>>>

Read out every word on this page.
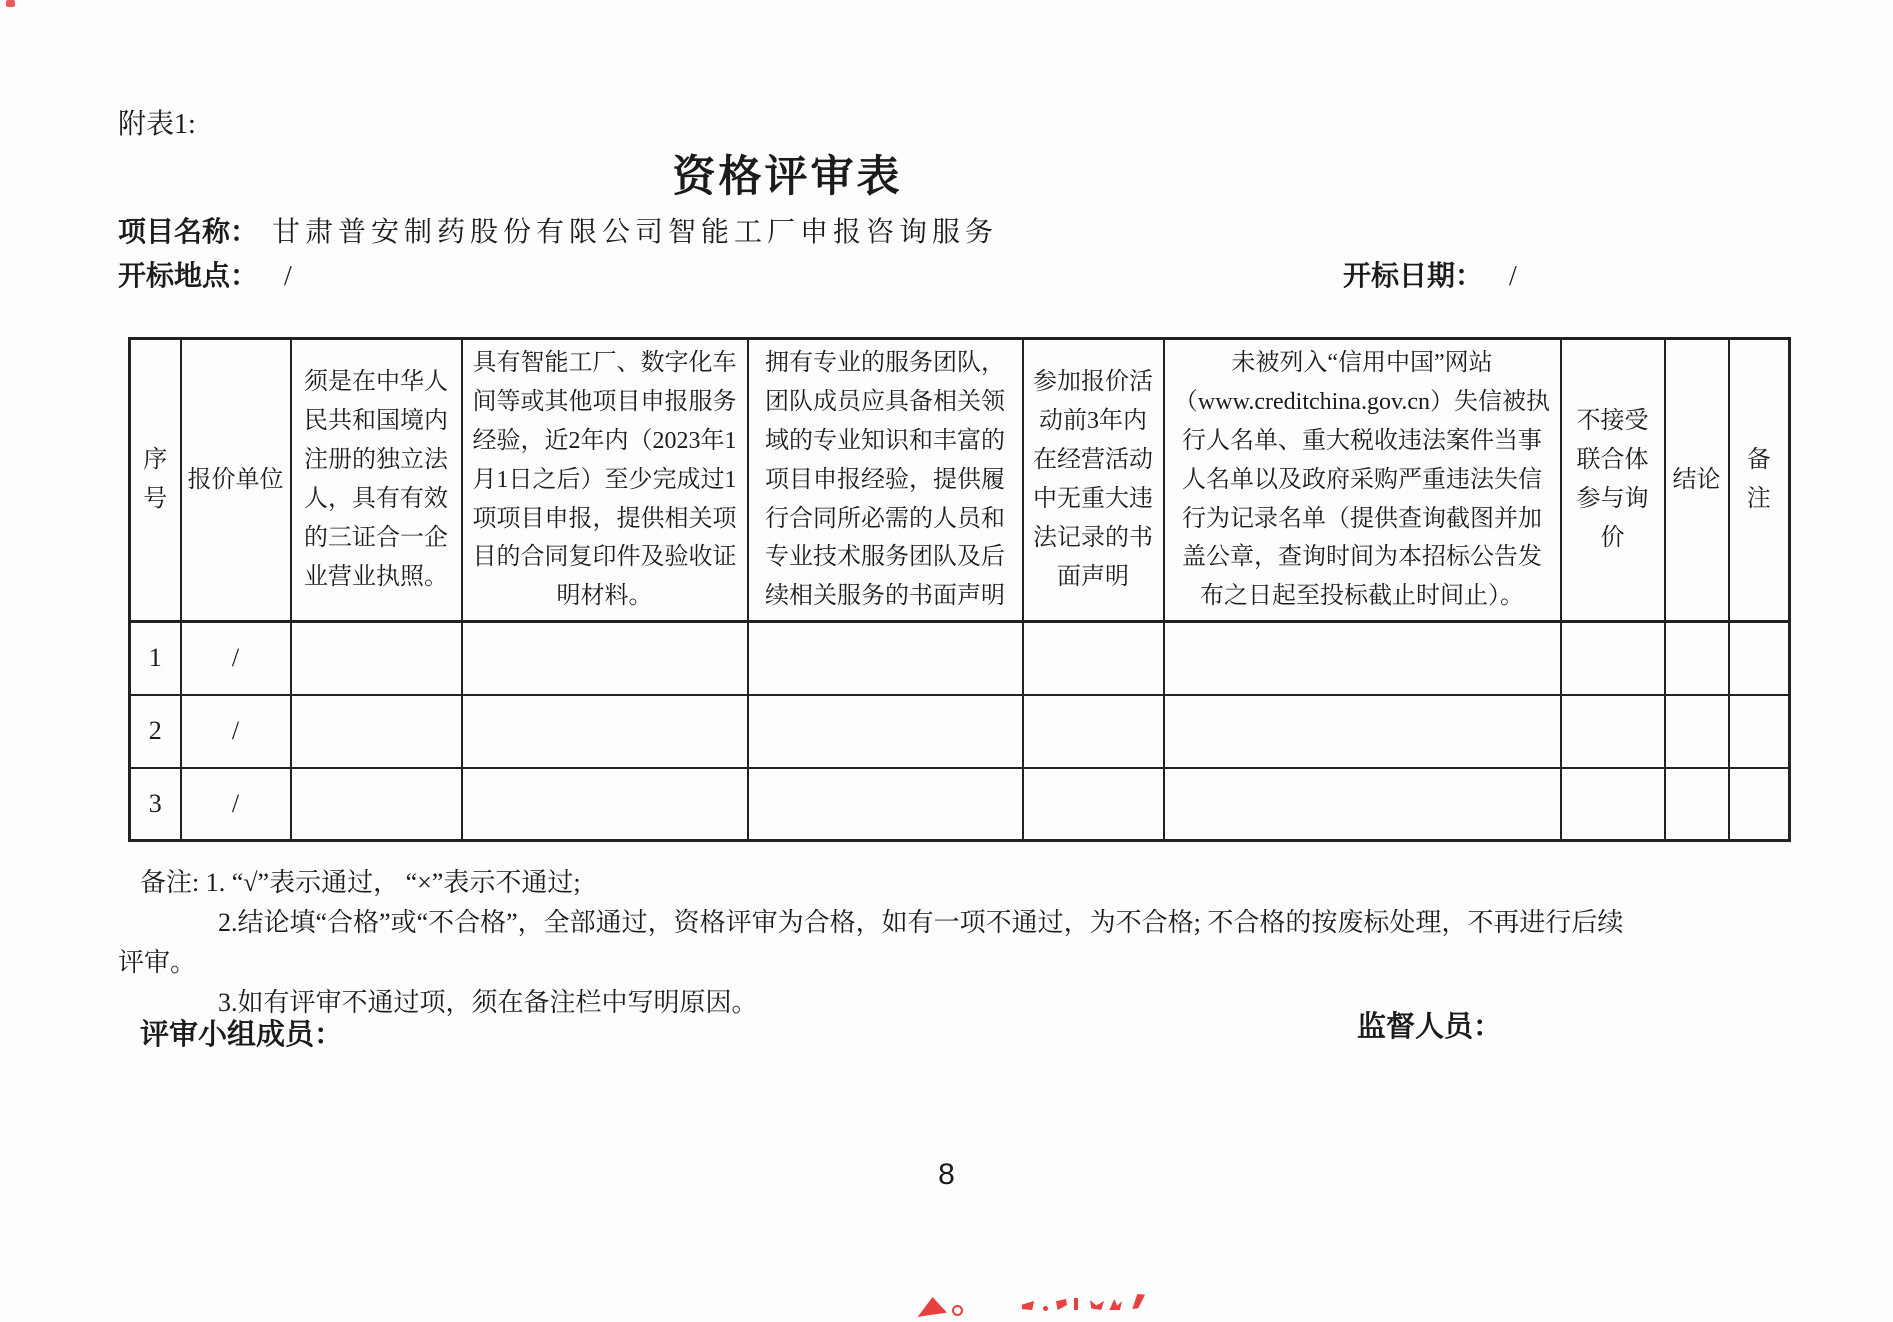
附表1:
资格评审表
项目名称： 甘肃普安制药股份有限公司智能工厂申报咨询服务
开标地点： /	开标日期： /
序号	报价单位	须是在中华人民共和国境内注册的独立法人，具有有效的三证合一企业营业执照。	具有智能工厂、数字化车间等或其他项目申报服务经验，近2年内（2023年1月1日之后）至少完成过1项项目申报，提供相关项目的合同复印件及验收证明材料。	拥有专业的服务团队，团队成员应具备相关领域的专业知识和丰富的项目申报经验，提供履行合同所必需的人员和专业技术服务团队及后续相关服务的书面声明	参加报价活动前3年内在经营活动中无重大违法记录的书面声明	未被列入“信用中国”网站（www.creditchina.gov.cn）失信被执行人名单、重大税收违法案件当事人名单以及政府采购严重违法失信行为记录名单（提供查询截图并加盖公章，查询时间为本招标公告发布之日起至投标截止时间止）。	不接受联合体参与询价	结论	备注
1	/								
2	/								
3	/								
备注: 1. “√”表示通过， “×”表示不通过;
2.结论填“合格”或“不合格”，全部通过，资格评审为合格，如有一项不通过，为不合格; 不合格的按废标处理，不再进行后续
评审。
3.如有评审不通过项，须在备注栏中写明原因。
评审小组成员：	监督人员：
8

<<<

**What you have to do**
Ignore the images and quote every line of the listing exactly.

**Answer to this exercise**
Read out every word on this page.
附表1:
资格评审表
项目名称： 甘肃普安制药股份有限公司智能工厂申报咨询服务
开标地点： /	开标日期： /
序号	报价单位	须是在中华人民共和国境内注册的独立法人，具有有效的三证合一企业营业执照。	具有智能工厂、数字化车间等或其他项目申报服务经验，近2年内（2023年1月1日之后）至少完成过1项项目申报，提供相关项目的合同复印件及验收证明材料。	拥有专业的服务团队，团队成员应具备相关领域的专业知识和丰富的项目申报经验，提供履行合同所必需的人员和专业技术服务团队及后续相关服务的书面声明	参加报价活动前3年内在经营活动中无重大违法记录的书面声明	未被列入“信用中国”网站（www.creditchina.gov.cn）失信被执行人名单、重大税收违法案件当事人名单以及政府采购严重违法失信行为记录名单（提供查询截图并加盖公章，查询时间为本招标公告发布之日起至投标截止时间止）。	不接受联合体参与询价	结论	备注
1	/								
2	/								
3	/								
备注: 1. “√”表示通过， “×”表示不通过;
2.结论填“合格”或“不合格”，全部通过，资格评审为合格，如有一项不通过，为不合格; 不合格的按废标处理，不再进行后续
评审。
3.如有评审不通过项，须在备注栏中写明原因。
评审小组成员：	监督人员：
8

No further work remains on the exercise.